=== What is expected ===
How many lines of the records hold the string "Подпрограмма"? Reply with the number alone.

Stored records
"""

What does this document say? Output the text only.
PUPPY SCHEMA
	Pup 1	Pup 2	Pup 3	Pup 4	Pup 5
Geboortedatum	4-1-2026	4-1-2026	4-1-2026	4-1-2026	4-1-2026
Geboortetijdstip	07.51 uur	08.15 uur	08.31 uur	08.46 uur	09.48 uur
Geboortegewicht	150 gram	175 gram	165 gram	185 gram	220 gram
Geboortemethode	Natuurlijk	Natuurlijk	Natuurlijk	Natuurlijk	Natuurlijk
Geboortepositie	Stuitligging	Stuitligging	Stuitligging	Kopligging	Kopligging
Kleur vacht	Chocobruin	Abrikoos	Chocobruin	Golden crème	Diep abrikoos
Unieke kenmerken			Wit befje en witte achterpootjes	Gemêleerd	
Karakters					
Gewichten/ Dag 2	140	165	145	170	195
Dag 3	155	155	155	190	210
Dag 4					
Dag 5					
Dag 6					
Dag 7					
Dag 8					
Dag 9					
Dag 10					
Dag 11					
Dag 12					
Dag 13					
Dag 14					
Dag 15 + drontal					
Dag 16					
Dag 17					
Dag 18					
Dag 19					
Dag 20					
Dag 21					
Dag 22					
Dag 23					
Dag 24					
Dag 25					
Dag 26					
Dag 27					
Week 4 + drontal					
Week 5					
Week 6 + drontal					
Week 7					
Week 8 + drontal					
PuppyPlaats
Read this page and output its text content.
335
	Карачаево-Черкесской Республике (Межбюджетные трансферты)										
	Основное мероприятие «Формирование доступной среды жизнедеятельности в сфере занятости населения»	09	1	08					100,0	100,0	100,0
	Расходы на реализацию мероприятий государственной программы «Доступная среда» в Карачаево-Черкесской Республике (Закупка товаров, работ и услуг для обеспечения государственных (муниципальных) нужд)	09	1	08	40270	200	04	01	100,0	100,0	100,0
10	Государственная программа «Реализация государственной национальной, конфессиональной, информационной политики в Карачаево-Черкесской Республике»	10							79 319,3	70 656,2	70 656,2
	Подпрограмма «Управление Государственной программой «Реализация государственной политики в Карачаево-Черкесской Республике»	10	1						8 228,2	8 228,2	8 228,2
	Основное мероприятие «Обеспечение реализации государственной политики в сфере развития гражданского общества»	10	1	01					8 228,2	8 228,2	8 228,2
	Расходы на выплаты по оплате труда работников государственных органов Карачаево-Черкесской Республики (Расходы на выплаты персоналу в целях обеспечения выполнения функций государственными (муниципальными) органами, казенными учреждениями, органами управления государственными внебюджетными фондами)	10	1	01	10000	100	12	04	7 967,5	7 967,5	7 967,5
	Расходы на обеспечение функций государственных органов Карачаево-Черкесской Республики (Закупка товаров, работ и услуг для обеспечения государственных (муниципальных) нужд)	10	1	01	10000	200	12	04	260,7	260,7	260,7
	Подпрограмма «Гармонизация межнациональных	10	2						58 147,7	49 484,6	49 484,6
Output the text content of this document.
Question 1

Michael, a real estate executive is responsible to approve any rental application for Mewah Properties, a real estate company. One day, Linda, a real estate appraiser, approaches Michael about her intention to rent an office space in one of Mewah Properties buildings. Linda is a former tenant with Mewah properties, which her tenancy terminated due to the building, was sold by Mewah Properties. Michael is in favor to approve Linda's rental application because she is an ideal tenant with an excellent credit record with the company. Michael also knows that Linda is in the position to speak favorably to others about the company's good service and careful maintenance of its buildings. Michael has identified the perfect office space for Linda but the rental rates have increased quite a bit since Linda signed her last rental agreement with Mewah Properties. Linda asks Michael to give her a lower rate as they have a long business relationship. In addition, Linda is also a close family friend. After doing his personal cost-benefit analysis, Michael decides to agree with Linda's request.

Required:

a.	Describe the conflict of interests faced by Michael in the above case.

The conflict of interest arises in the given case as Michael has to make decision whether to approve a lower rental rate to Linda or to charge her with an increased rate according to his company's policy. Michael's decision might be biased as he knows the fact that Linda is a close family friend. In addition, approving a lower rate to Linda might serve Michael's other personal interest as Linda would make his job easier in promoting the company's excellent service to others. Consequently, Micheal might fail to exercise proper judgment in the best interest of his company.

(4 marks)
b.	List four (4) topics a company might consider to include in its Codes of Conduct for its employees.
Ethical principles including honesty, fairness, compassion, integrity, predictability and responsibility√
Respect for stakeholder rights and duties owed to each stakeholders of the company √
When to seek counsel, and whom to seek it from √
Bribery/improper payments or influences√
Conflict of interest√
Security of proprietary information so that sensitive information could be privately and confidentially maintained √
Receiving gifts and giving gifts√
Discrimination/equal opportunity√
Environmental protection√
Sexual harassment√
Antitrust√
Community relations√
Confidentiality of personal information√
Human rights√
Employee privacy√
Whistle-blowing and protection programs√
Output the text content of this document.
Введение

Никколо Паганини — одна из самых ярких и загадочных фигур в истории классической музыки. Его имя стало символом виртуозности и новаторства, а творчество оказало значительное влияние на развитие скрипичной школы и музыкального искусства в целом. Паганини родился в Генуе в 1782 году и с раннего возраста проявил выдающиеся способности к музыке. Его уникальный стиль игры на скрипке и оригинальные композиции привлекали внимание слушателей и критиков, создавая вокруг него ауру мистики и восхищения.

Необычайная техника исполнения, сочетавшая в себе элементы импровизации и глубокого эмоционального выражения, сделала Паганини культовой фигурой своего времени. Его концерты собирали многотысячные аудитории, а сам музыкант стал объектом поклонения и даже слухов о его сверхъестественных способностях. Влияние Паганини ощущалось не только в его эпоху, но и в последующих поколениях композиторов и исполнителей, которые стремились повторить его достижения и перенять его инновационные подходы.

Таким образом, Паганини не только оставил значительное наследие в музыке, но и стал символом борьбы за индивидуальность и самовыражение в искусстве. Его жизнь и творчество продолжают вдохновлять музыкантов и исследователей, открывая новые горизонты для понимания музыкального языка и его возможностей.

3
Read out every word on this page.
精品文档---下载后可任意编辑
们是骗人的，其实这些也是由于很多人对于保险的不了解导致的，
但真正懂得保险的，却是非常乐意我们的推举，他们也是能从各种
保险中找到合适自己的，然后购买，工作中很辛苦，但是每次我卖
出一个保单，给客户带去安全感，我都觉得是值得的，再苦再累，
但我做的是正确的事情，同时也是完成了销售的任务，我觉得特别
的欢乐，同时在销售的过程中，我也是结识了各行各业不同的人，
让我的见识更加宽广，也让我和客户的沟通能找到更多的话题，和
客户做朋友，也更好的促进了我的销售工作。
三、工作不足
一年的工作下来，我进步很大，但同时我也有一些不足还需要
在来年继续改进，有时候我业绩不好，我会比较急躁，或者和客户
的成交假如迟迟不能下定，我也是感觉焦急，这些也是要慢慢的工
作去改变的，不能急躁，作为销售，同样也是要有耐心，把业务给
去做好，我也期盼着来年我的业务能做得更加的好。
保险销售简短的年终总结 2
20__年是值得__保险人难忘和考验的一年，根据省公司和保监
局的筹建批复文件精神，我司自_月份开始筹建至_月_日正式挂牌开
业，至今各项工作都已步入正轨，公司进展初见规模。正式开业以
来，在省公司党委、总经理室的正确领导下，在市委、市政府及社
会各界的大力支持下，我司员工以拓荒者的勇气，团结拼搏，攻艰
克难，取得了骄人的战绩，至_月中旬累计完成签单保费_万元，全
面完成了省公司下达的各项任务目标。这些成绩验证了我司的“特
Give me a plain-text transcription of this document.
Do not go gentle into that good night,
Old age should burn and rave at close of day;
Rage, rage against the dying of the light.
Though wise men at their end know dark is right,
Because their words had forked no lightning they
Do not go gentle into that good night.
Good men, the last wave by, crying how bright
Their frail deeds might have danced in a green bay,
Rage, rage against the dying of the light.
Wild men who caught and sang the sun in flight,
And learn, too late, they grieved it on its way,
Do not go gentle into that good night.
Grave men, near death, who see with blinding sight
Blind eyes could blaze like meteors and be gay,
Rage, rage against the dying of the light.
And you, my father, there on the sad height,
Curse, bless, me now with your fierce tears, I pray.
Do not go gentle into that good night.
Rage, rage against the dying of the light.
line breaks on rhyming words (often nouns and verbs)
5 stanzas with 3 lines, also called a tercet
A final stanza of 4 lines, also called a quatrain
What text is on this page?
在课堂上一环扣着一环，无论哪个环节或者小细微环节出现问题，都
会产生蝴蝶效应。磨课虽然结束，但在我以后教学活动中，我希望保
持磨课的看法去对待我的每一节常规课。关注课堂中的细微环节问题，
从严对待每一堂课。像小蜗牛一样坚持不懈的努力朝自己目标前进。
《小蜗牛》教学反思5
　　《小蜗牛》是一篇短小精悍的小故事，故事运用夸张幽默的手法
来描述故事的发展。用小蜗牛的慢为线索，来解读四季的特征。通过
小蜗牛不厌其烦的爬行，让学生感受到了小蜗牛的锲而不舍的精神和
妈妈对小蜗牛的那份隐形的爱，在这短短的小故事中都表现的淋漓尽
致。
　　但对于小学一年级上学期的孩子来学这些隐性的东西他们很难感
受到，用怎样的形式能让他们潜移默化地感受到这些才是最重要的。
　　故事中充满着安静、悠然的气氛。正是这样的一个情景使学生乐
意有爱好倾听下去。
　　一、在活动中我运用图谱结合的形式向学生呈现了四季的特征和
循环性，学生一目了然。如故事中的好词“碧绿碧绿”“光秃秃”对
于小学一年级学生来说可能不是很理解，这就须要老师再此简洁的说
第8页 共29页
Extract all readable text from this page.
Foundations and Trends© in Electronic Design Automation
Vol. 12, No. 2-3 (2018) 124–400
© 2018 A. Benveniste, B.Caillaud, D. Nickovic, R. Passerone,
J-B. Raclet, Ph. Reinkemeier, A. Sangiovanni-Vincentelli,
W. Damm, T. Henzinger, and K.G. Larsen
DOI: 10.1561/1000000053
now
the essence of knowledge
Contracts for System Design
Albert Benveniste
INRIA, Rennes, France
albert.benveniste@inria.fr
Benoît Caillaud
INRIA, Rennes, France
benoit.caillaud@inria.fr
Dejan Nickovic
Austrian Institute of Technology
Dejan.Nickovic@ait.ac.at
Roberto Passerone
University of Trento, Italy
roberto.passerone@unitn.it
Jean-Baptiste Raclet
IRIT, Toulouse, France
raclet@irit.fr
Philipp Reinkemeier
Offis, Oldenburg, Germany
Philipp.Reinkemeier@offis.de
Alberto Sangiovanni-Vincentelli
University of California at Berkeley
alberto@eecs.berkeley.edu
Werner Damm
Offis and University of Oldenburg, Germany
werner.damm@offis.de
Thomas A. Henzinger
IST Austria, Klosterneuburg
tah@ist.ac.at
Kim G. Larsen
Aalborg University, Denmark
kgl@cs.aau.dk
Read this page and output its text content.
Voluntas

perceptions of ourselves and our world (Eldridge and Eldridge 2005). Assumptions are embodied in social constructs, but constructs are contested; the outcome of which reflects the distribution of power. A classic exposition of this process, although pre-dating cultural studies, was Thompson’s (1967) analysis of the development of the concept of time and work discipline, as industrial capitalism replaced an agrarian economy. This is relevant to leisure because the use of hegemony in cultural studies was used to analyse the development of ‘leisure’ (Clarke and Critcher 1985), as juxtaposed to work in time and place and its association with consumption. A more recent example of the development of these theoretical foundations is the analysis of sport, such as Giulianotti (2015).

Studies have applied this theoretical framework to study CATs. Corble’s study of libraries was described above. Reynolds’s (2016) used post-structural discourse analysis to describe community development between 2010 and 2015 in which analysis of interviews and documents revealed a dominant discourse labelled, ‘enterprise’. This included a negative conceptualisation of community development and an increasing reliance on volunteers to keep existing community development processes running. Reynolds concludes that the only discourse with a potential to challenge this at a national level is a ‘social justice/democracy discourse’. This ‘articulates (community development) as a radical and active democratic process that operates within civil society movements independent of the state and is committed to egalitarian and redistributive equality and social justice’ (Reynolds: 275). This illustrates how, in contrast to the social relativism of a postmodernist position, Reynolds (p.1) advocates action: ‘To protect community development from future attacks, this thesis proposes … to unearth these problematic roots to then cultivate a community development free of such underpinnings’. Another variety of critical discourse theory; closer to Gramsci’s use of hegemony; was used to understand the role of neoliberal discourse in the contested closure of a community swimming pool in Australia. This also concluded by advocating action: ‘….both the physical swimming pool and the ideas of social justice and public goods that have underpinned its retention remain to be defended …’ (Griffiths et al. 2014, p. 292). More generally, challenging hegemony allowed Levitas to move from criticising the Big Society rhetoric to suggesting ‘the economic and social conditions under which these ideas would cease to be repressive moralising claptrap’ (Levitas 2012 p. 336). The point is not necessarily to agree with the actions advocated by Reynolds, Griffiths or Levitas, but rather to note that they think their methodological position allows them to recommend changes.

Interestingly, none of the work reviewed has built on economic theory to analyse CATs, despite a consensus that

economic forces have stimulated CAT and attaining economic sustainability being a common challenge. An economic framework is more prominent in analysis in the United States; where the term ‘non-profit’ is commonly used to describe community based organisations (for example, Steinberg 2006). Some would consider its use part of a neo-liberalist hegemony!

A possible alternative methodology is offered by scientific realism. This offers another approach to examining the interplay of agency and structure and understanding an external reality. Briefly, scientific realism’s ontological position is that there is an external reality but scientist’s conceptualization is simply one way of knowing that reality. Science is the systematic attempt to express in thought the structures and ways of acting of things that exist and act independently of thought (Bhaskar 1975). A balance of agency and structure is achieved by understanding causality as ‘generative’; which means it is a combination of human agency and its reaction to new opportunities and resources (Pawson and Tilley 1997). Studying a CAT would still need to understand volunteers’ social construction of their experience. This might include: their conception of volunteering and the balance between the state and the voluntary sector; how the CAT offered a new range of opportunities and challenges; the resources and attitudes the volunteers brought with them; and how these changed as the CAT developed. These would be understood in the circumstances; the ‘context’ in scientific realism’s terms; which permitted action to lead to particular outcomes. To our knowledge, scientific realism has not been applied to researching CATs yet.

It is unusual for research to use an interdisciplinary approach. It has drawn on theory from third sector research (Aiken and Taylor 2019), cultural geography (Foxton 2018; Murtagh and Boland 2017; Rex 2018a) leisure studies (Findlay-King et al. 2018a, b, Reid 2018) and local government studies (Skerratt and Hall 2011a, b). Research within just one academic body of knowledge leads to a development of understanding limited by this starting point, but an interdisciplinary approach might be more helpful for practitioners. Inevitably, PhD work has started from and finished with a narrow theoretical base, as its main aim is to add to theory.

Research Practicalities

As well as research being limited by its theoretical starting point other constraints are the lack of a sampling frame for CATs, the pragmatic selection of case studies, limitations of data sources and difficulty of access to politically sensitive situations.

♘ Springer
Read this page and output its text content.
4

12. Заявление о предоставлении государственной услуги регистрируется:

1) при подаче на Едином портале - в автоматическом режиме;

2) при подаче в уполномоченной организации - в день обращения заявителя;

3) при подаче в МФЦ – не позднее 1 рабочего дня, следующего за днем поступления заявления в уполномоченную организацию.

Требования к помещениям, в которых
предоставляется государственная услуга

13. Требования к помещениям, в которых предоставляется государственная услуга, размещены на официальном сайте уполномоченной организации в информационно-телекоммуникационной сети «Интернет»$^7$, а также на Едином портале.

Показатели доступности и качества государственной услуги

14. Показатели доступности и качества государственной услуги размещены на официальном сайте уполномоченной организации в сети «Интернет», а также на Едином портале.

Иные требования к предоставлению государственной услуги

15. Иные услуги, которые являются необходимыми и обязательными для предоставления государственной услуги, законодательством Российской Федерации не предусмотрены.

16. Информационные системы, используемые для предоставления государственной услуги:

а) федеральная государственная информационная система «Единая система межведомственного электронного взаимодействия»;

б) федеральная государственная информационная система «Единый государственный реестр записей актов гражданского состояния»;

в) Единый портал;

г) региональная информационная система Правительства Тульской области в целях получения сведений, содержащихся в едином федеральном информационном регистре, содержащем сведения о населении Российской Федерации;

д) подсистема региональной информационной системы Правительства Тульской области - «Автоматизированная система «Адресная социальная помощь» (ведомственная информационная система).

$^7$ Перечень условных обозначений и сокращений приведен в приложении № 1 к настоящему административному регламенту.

"""

=== Answer to the problem ===
2